Look through the lines below and extract any with the word "text".

[Extracts from a graphics dataset]
----------------

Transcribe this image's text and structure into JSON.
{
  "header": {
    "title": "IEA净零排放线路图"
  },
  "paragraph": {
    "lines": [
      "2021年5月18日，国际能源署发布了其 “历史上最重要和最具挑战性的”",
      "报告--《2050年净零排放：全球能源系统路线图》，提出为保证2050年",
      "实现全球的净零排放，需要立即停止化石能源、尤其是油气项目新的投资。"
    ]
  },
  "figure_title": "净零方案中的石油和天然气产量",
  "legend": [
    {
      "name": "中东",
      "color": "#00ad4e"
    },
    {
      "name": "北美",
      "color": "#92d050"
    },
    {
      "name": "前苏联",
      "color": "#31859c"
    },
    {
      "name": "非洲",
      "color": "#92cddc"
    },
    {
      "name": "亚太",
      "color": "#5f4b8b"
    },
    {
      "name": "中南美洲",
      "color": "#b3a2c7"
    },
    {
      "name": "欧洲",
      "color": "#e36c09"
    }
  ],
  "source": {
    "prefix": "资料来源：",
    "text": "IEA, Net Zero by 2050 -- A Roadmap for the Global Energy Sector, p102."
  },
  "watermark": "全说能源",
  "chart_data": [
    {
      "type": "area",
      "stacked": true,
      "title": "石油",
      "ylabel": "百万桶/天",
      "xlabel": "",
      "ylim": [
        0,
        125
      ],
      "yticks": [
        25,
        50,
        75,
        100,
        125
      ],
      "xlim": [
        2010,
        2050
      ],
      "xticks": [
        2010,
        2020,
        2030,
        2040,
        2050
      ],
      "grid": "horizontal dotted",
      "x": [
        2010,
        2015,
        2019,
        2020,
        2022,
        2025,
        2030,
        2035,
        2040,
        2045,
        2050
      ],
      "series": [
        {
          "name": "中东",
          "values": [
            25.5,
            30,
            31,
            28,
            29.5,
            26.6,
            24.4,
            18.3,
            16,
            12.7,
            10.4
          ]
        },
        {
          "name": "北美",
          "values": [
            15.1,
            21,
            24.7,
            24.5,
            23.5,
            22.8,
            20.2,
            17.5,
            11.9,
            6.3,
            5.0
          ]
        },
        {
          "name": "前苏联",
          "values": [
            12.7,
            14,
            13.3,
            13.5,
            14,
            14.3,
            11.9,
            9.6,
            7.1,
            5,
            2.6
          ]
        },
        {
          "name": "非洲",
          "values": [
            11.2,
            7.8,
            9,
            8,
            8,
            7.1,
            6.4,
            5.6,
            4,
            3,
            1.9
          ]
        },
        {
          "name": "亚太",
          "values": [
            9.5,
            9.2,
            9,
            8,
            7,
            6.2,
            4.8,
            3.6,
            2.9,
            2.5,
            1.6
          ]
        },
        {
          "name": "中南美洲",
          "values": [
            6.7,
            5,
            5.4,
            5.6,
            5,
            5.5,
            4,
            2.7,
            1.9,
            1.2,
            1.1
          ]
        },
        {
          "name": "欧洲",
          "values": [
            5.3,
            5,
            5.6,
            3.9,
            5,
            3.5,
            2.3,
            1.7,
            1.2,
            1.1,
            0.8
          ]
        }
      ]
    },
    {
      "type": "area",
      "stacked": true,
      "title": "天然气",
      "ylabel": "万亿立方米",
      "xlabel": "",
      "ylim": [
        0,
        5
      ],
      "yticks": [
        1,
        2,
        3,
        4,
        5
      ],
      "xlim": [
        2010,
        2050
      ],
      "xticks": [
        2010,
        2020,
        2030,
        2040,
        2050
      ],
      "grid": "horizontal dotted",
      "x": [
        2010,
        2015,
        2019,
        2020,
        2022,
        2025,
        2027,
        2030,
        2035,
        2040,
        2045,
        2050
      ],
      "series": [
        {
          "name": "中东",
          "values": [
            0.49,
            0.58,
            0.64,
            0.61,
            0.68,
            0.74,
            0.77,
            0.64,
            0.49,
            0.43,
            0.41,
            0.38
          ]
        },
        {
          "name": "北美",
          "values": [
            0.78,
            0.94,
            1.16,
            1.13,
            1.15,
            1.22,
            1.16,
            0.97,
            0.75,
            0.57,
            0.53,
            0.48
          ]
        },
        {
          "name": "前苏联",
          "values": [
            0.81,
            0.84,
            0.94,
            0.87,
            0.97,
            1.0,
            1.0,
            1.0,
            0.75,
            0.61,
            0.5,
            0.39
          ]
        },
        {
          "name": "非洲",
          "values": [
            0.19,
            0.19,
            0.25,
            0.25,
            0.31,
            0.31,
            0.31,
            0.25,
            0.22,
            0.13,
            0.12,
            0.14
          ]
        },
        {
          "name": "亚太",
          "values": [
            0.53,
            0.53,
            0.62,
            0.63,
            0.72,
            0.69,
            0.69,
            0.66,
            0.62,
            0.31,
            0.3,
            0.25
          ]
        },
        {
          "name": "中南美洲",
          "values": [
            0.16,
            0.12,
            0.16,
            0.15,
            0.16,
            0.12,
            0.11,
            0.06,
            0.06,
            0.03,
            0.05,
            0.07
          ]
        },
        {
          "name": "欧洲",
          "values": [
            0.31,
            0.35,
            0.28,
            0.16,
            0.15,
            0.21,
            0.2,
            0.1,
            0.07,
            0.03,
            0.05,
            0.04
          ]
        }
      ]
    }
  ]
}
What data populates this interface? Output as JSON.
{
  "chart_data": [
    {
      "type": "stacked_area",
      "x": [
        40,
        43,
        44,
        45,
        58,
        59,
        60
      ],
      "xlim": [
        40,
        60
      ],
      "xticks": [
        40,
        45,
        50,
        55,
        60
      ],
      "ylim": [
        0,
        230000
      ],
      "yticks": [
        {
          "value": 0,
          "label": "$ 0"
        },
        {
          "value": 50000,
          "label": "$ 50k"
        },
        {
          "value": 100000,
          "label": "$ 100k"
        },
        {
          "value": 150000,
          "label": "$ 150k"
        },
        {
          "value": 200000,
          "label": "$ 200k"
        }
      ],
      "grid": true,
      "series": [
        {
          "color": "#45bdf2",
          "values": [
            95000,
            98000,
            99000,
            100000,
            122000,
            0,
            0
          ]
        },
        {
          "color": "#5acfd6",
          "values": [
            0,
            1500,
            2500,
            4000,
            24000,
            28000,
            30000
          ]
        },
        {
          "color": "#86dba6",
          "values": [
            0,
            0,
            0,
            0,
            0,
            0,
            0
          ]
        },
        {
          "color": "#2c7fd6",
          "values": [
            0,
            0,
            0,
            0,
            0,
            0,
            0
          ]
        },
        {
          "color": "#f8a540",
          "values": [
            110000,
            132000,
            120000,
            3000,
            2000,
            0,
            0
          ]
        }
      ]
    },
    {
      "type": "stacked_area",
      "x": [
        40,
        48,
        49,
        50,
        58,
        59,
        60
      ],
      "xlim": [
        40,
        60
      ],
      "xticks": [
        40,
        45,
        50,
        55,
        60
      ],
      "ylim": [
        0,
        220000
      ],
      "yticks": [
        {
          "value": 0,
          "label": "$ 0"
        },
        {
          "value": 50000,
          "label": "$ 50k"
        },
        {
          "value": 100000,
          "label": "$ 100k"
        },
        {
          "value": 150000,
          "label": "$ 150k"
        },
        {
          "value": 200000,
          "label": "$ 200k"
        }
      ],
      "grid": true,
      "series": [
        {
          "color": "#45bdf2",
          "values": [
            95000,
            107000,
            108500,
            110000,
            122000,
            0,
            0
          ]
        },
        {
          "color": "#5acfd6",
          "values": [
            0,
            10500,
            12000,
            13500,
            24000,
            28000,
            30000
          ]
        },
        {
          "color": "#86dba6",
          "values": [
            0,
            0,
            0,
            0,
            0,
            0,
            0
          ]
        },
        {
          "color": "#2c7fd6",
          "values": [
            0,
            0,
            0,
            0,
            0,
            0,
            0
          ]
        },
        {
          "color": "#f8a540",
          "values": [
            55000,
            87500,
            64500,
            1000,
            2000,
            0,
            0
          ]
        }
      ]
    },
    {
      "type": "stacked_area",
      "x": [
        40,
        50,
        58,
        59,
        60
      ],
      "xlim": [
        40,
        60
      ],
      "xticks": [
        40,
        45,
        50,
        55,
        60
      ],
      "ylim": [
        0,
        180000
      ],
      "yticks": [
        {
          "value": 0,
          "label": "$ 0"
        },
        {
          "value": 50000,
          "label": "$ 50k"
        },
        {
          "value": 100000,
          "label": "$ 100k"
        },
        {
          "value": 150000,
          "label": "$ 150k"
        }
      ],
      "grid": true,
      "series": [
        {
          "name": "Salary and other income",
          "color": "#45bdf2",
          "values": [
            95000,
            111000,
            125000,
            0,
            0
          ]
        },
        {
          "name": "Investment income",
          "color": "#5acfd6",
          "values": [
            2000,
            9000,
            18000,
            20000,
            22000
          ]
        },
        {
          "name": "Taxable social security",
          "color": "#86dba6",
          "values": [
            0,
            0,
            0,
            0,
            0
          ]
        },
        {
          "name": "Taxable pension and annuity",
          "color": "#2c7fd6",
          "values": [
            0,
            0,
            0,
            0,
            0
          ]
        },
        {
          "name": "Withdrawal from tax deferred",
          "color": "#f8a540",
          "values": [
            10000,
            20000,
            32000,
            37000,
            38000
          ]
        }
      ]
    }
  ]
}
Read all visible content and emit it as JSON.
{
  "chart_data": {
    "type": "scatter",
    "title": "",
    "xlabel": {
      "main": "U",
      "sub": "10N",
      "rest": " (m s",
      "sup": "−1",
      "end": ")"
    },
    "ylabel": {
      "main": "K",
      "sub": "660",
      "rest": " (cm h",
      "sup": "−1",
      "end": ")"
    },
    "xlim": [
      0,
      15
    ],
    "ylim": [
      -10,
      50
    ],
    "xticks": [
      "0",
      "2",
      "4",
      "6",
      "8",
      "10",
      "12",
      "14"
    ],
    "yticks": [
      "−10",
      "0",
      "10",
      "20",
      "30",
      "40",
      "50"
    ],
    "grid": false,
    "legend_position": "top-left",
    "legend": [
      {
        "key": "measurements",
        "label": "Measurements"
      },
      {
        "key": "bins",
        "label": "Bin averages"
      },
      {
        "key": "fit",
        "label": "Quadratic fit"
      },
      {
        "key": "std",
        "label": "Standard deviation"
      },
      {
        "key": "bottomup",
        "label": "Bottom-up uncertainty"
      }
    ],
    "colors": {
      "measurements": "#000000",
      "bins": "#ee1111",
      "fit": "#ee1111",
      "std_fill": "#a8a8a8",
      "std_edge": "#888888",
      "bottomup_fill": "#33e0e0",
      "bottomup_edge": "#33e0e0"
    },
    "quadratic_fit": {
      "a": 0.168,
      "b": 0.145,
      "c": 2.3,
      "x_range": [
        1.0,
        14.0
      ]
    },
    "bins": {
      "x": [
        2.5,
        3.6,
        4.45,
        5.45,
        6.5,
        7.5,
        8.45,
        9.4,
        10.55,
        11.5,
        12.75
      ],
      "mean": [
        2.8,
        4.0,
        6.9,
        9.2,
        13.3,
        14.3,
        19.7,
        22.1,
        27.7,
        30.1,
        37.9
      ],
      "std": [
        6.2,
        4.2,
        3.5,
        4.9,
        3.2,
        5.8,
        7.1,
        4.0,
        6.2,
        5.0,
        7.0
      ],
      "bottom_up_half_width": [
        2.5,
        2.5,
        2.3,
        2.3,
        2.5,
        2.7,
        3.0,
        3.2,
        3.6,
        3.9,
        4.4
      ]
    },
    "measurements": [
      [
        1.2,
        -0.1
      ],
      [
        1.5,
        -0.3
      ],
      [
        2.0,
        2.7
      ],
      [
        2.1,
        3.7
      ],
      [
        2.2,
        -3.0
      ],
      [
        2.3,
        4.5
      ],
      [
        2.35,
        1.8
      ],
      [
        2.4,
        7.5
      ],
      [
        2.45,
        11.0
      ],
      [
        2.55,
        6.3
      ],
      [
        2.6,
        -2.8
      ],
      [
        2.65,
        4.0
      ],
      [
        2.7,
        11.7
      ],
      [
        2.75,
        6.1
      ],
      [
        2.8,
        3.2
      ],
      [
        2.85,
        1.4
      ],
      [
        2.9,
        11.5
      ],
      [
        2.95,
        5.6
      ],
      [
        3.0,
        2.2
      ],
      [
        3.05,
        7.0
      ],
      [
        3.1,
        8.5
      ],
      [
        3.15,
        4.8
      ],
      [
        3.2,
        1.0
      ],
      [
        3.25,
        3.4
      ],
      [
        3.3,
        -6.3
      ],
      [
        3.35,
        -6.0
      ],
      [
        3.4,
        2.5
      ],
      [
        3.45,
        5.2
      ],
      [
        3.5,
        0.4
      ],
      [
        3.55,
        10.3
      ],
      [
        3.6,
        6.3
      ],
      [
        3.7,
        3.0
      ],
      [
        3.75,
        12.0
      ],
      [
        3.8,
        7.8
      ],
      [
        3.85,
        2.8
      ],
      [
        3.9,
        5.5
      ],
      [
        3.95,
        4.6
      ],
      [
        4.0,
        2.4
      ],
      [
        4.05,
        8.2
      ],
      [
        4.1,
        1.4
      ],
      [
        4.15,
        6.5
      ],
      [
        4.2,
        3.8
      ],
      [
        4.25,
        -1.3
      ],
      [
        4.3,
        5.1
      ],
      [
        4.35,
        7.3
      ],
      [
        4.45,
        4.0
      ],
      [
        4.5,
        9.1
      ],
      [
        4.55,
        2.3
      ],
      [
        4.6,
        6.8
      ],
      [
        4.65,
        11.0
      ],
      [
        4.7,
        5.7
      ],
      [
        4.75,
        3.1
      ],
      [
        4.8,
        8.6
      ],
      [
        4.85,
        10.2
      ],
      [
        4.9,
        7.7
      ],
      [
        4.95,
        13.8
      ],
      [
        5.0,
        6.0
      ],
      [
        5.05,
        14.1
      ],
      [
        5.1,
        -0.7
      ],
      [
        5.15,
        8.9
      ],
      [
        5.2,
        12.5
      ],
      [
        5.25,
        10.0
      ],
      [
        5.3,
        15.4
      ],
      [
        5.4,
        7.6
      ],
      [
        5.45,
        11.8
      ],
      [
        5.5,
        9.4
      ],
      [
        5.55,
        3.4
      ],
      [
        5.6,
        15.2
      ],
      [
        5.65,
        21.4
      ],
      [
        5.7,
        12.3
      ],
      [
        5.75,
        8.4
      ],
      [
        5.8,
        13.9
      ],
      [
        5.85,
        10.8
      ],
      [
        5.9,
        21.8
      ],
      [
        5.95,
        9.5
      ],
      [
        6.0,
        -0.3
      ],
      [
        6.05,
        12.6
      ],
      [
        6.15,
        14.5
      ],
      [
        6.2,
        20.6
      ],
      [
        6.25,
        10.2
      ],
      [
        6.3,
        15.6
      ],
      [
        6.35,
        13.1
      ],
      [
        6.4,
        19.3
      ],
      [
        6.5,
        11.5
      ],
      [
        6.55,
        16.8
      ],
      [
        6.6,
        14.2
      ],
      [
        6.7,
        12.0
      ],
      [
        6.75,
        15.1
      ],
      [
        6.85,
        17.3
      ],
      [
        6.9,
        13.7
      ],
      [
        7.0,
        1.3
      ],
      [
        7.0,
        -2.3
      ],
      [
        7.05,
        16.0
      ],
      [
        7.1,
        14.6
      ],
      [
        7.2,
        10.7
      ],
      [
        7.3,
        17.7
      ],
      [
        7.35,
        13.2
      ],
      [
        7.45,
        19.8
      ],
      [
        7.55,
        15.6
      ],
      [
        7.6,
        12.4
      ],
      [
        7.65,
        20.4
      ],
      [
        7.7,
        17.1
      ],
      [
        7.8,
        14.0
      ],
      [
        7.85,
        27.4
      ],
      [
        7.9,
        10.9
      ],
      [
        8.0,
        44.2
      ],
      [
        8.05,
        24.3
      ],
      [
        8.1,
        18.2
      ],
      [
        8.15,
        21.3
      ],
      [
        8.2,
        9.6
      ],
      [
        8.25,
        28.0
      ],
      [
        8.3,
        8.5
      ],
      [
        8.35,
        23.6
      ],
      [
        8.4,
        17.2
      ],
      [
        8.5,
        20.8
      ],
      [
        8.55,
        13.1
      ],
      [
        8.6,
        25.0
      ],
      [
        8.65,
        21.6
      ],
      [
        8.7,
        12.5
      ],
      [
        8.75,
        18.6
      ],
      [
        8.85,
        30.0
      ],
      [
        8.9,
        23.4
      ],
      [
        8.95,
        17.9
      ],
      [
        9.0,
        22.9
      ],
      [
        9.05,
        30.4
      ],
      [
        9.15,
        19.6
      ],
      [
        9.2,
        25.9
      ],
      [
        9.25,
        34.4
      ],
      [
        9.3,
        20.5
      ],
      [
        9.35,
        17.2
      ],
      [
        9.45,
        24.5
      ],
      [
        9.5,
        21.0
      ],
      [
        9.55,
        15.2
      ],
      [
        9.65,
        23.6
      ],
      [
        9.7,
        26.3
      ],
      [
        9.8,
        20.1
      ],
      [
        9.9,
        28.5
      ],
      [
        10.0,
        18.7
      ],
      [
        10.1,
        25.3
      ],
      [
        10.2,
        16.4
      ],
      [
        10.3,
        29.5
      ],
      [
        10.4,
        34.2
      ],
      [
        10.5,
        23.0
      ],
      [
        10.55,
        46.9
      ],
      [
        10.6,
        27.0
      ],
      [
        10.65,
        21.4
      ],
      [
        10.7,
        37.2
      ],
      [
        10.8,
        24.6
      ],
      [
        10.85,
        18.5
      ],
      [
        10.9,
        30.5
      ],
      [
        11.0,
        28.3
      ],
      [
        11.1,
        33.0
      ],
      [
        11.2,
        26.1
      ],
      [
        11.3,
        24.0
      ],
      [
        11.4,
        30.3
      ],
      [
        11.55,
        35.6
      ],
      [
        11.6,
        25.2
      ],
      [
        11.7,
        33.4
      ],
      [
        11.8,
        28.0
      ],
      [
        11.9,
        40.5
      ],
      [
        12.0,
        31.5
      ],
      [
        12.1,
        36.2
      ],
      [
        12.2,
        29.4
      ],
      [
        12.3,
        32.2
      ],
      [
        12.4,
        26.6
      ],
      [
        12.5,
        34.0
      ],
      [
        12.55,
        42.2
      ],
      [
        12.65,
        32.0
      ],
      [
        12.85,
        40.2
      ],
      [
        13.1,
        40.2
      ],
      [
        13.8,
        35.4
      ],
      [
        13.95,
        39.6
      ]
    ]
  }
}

----------------

#### Reply:
Transcribe this image's text and structure into JSON.
    "text": "IEA, Net Zero by 2050 -- A Roadmap for the Global Energy Sector, p102."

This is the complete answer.